***** Record list

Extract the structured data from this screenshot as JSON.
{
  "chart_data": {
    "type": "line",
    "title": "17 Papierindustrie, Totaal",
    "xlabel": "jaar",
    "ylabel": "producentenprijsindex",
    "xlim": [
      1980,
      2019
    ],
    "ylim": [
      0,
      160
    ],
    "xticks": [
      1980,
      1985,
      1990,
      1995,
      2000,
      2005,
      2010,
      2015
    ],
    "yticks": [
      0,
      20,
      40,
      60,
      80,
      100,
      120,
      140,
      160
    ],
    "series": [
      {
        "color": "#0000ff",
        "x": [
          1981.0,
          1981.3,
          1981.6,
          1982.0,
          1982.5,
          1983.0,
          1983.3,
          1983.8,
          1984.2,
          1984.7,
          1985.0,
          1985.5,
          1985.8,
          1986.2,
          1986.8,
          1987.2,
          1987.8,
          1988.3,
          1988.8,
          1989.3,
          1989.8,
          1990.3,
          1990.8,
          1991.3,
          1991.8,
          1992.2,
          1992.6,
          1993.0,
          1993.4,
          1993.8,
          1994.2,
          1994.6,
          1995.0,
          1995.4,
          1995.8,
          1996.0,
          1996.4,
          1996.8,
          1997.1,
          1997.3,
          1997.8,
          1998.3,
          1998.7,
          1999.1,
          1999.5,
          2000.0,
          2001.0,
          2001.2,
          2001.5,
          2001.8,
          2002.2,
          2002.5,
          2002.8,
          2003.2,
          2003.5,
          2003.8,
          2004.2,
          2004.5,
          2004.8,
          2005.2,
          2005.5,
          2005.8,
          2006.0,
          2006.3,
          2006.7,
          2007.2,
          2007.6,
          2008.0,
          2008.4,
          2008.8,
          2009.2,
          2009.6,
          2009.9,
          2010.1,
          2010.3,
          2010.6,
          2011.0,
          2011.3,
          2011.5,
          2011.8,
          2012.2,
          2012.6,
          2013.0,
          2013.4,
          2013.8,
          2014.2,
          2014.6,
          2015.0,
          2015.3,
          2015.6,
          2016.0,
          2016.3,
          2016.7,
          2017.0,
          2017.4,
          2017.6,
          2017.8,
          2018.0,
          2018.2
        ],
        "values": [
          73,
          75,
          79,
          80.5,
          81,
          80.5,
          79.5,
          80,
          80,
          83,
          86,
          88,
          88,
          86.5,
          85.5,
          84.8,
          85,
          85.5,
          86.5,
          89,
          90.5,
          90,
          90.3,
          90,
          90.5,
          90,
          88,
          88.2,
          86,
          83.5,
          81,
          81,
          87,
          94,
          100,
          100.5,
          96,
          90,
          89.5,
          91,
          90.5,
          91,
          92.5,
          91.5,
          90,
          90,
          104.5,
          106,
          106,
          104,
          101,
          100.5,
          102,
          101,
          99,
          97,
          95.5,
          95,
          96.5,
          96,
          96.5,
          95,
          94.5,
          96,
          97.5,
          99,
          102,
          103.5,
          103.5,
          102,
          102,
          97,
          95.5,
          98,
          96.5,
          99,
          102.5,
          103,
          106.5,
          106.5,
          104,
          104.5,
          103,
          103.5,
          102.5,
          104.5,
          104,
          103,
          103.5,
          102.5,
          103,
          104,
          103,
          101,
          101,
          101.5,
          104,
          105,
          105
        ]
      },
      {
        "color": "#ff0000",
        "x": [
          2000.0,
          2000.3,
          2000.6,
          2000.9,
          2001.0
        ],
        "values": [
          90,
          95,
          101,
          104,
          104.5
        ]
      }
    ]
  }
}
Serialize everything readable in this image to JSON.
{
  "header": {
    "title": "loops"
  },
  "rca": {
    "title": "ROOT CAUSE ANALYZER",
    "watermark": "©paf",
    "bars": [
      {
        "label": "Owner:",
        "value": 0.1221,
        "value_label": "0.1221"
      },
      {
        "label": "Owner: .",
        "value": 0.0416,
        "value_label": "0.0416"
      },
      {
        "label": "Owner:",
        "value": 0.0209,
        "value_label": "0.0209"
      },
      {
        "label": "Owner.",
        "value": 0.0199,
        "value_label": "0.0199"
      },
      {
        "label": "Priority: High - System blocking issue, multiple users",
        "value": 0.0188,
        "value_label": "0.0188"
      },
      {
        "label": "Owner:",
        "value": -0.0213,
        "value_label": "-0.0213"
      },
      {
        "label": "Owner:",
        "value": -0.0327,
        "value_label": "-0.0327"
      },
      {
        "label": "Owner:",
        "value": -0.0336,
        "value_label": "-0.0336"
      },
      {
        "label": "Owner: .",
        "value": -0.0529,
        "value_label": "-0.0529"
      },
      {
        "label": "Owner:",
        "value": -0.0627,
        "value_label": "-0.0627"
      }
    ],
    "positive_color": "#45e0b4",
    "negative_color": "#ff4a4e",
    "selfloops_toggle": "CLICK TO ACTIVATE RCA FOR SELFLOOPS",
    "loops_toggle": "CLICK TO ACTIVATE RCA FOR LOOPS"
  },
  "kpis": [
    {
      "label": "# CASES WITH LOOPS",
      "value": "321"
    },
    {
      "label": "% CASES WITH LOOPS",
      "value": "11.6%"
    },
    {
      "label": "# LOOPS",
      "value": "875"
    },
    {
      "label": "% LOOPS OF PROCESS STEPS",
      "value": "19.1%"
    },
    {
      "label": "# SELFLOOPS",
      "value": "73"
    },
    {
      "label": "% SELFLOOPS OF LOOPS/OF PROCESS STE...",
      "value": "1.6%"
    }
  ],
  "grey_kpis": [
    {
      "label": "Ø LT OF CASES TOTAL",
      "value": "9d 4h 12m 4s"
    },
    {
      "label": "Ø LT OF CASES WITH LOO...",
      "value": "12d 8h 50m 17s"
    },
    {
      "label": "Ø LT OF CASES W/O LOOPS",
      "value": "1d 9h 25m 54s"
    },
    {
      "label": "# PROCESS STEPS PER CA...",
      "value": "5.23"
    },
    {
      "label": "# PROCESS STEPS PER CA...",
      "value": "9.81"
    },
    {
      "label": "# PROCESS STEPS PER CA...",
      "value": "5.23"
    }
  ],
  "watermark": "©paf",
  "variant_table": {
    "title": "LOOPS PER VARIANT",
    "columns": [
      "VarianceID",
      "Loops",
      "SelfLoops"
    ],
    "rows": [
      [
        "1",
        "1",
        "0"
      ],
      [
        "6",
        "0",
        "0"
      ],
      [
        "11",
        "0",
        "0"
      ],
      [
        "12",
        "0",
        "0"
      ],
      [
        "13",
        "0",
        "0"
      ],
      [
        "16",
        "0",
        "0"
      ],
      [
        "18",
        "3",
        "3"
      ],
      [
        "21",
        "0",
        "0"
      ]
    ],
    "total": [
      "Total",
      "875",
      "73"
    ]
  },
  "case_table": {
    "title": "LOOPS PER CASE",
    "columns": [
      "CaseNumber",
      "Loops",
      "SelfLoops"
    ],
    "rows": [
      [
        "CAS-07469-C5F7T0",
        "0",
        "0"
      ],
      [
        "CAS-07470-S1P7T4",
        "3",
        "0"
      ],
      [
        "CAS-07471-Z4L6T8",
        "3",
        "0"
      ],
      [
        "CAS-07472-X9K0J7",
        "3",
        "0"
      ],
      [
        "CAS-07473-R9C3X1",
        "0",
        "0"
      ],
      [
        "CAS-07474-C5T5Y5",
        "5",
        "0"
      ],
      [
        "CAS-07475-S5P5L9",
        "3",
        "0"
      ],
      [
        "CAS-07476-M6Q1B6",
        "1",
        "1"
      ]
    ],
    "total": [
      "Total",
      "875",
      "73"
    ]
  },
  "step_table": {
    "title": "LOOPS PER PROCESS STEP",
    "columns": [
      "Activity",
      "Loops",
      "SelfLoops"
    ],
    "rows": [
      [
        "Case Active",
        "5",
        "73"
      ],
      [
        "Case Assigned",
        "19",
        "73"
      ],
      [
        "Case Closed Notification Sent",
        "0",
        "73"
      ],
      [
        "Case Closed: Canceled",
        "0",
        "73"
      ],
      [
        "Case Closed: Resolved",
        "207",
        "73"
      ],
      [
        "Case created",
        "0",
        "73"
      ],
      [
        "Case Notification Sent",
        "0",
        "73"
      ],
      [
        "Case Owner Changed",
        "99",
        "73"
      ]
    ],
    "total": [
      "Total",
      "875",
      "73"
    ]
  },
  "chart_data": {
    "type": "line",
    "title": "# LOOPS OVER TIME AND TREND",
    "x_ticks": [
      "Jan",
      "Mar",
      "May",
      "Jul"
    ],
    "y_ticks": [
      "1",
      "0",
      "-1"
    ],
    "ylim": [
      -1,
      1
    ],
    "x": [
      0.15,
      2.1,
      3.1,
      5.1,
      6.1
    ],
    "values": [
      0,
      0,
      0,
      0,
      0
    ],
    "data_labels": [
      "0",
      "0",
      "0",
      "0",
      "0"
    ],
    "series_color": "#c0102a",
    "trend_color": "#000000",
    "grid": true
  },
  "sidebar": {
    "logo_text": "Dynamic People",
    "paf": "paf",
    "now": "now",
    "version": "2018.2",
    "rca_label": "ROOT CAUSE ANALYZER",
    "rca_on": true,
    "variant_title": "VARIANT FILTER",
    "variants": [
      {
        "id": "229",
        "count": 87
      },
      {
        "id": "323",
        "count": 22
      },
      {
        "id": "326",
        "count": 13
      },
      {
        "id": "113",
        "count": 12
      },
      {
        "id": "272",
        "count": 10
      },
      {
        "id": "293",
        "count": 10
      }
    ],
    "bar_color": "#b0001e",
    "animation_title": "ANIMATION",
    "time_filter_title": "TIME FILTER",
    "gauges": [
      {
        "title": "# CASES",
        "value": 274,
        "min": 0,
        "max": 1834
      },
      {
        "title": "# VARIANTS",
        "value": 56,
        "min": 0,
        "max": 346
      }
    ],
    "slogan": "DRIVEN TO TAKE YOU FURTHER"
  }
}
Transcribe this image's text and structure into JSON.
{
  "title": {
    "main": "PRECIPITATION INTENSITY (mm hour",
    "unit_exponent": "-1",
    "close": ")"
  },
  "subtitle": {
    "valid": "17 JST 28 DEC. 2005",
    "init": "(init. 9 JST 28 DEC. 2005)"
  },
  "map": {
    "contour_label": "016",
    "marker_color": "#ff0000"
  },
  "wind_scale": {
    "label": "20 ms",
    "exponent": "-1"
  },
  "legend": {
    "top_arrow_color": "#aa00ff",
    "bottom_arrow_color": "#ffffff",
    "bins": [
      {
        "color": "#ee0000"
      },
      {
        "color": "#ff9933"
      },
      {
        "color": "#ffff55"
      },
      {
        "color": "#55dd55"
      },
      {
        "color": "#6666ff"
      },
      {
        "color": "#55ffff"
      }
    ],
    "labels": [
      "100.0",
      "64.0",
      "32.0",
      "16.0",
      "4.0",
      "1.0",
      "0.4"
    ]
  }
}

**********

• _The exercise_
From the data above, gather every line that includes the word "JSON".

• _Finished answer_
Extract the structured data from this screenshot as JSON.
Serialize everything readable in this image to JSON.
Transcribe this image's text and structure into JSON.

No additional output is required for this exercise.